## Dataset excerpt
****************

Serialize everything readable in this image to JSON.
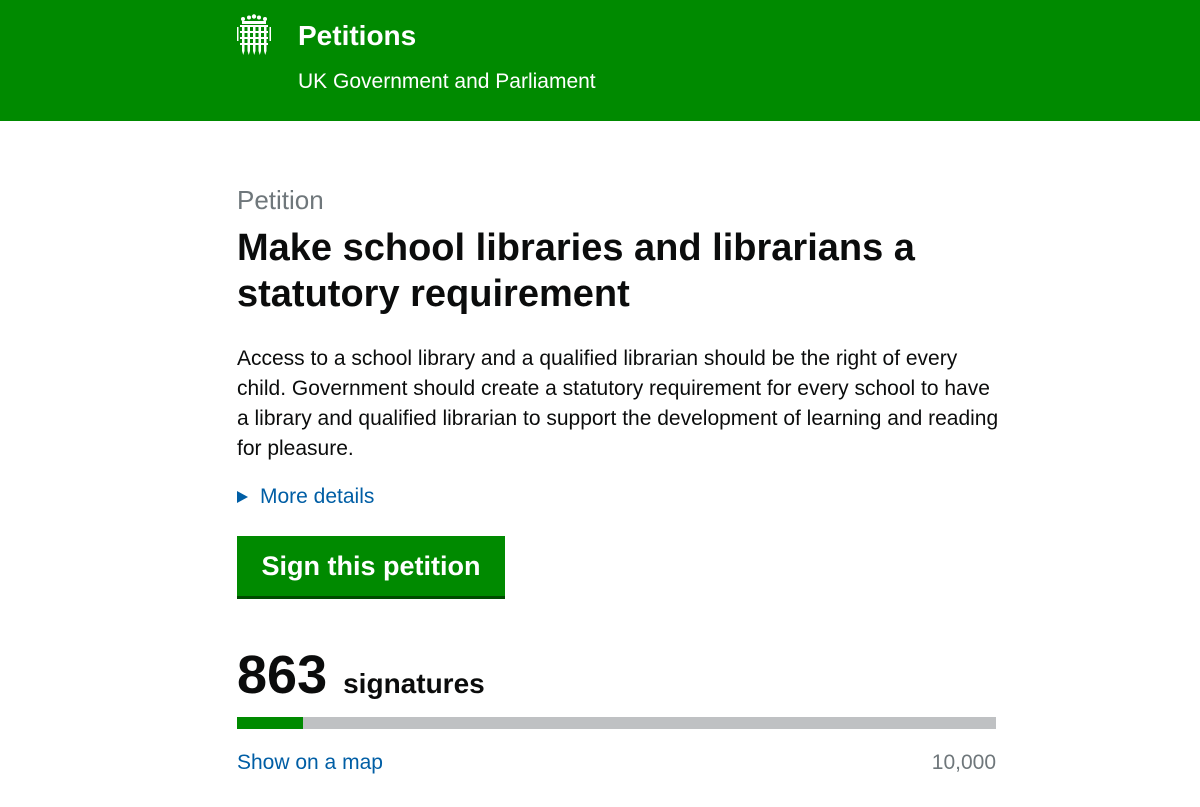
{
  "header": {
    "title": "Petitions",
    "subtitle": "UK Government and Parliament",
    "logo_icon": "portcullis-icon",
    "background": "#008a00"
  },
  "petition": {
    "kicker": "Petition",
    "title": "Make school libraries and librarians a statutory requirement",
    "summary": "Access to a school library and a qualified librarian should be the right of every child. Government should create a statutory requirement for every school to have a library and qualified librarian to support the development of learning and reading for pleasure.",
    "more_details_label": "More details",
    "sign_button_label": "Sign this petition"
  },
  "signatures": {
    "count": "863",
    "label": "signatures",
    "target": "10,000",
    "progress_fraction": 0.0863,
    "show_map_label": "Show on a map"
  },
  "colors": {
    "brand_green": "#008a00",
    "link_blue": "#005ea5",
    "secondary_text": "#6f777b",
    "progress_track": "#bfc1c3"
  }
}
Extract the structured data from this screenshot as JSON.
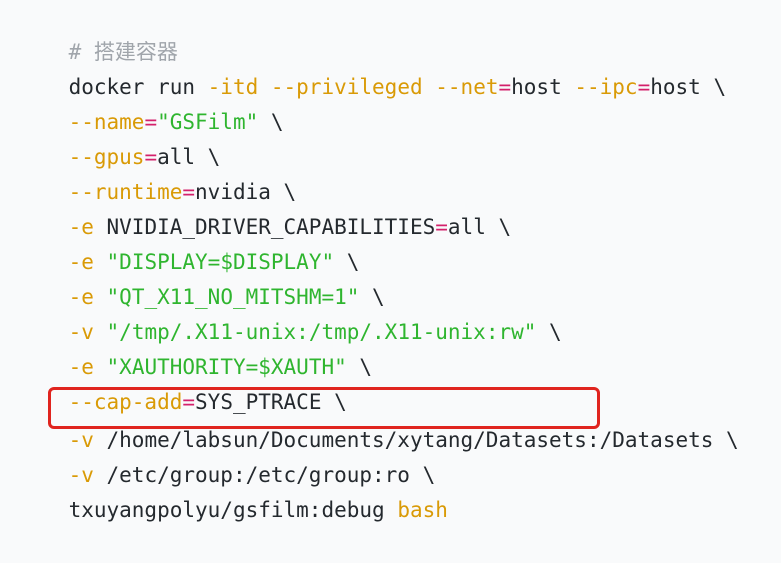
{
  "code": {
    "comment": "# 搭建容器",
    "line1": {
      "cmd": "docker run ",
      "flag_itd": "-itd",
      "flag_privileged": "--privileged",
      "flag_net": "--net",
      "eq": "=",
      "net_value": "host ",
      "flag_ipc": "--ipc",
      "ipc_value": "host \\"
    },
    "line2": {
      "flag": "--name",
      "eq": "=",
      "value": "\"GSFilm\"",
      "cont": " \\"
    },
    "line3": {
      "flag": "--gpus",
      "eq": "=",
      "value": "all \\"
    },
    "line4": {
      "flag": "--runtime",
      "eq": "=",
      "value": "nvidia \\"
    },
    "line5": {
      "flag": "-e",
      "text": " NVIDIA_DRIVER_CAPABILITIES",
      "eq": "=",
      "value": "all \\"
    },
    "line6": {
      "flag": "-e",
      "value": "\"DISPLAY=$DISPLAY\"",
      "cont": " \\"
    },
    "line7": {
      "flag": "-e",
      "value": "\"QT_X11_NO_MITSHM=1\"",
      "cont": " \\"
    },
    "line8": {
      "flag": "-v",
      "value": "\"/tmp/.X11-unix:/tmp/.X11-unix:rw\"",
      "cont": " \\"
    },
    "line9": {
      "flag": "-e",
      "value": "\"XAUTHORITY=$XAUTH\"",
      "cont": " \\"
    },
    "line10": {
      "flag": "--cap-add",
      "eq": "=",
      "value": "SYS_PTRACE \\"
    },
    "line11": {
      "flag": "-v",
      "path": " /home/labsun/Documents/xytang/Datasets",
      "rest": ":/Datasets \\"
    },
    "line12": {
      "flag": "-v",
      "value": " /etc/group:/etc/group:ro \\"
    },
    "line13": {
      "image": "txuyangpolyu/gsfilm:debug ",
      "cmd": "bash"
    }
  },
  "colors": {
    "background": "#f9fafb",
    "comment": "#a0a5ab",
    "flag": "#d99a06",
    "operator": "#d4206b",
    "string": "#2fb52f",
    "text": "#24292e",
    "highlight_border": "#e0241e"
  }
}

****************

## REQUIRED TASK
Output an exact copy of the material, with the pictures removed.

## THE ANSWER
Serialize everything readable in this image to JSON.
{
  "header": {
    "title": "Petitions",
    "subtitle": "UK Government and Parliament",
    "logo_icon": "portcullis-icon",
    "background": "#008a00"
  },
  "petition": {
    "kicker": "Petition",
    "title": "Make school libraries and librarians a statutory requirement",
    "summary": "Access to a school library and a qualified librarian should be the right of every child. Government should create a statutory requirement for every school to have a library and qualified librarian to support the development of learning and reading for pleasure.",
    "more_details_label": "More details",
    "sign_button_label": "Sign this petition"
  },
  "signatures": {
    "count": "863",
    "label": "signatures",
    "target": "10,000",
    "progress_fraction": 0.0863,
    "show_map_label": "Show on a map"
  },
  "colors": {
    "brand_green": "#008a00",
    "link_blue": "#005ea5",
    "secondary_text": "#6f777b",
    "progress_track": "#bfc1c3"
  }
}
Extract the structured data from this screenshot as JSON.
{
  "code": {
    "comment": "# 搭建容器",
    "line1": {
      "cmd": "docker run ",
      "flag_itd": "-itd",
      "flag_privileged": "--privileged",
      "flag_net": "--net",
      "eq": "=",
      "net_value": "host ",
      "flag_ipc": "--ipc",
      "ipc_value": "host \\"
    },
    "line2": {
      "flag": "--name",
      "eq": "=",
      "value": "\"GSFilm\"",
      "cont": " \\"
    },
    "line3": {
      "flag": "--gpus",
      "eq": "=",
      "value": "all \\"
    },
    "line4": {
      "flag": "--runtime",
      "eq": "=",
      "value": "nvidia \\"
    },
    "line5": {
      "flag": "-e",
      "text": " NVIDIA_DRIVER_CAPABILITIES",
      "eq": "=",
      "value": "all \\"
    },
    "line6": {
      "flag": "-e",
      "value": "\"DISPLAY=$DISPLAY\"",
      "cont": " \\"
    },
    "line7": {
      "flag": "-e",
      "value": "\"QT_X11_NO_MITSHM=1\"",
      "cont": " \\"
    },
    "line8": {
      "flag": "-v",
      "value": "\"/tmp/.X11-unix:/tmp/.X11-unix:rw\"",
      "cont": " \\"
    },
    "line9": {
      "flag": "-e",
      "value": "\"XAUTHORITY=$XAUTH\"",
      "cont": " \\"
    },
    "line10": {
      "flag": "--cap-add",
      "eq": "=",
      "value": "SYS_PTRACE \\"
    },
    "line11": {
      "flag": "-v",
      "path": " /home/labsun/Documents/xytang/Datasets",
      "rest": ":/Datasets \\"
    },
    "line12": {
      "flag": "-v",
      "value": " /etc/group:/etc/group:ro \\"
    },
    "line13": {
      "image": "txuyangpolyu/gsfilm:debug ",
      "cmd": "bash"
    }
  },
  "colors": {
    "background": "#f9fafb",
    "comment": "#a0a5ab",
    "flag": "#d99a06",
    "operator": "#d4206b",
    "string": "#2fb52f",
    "text": "#24292e",
    "highlight_border": "#e0241e"
  }
}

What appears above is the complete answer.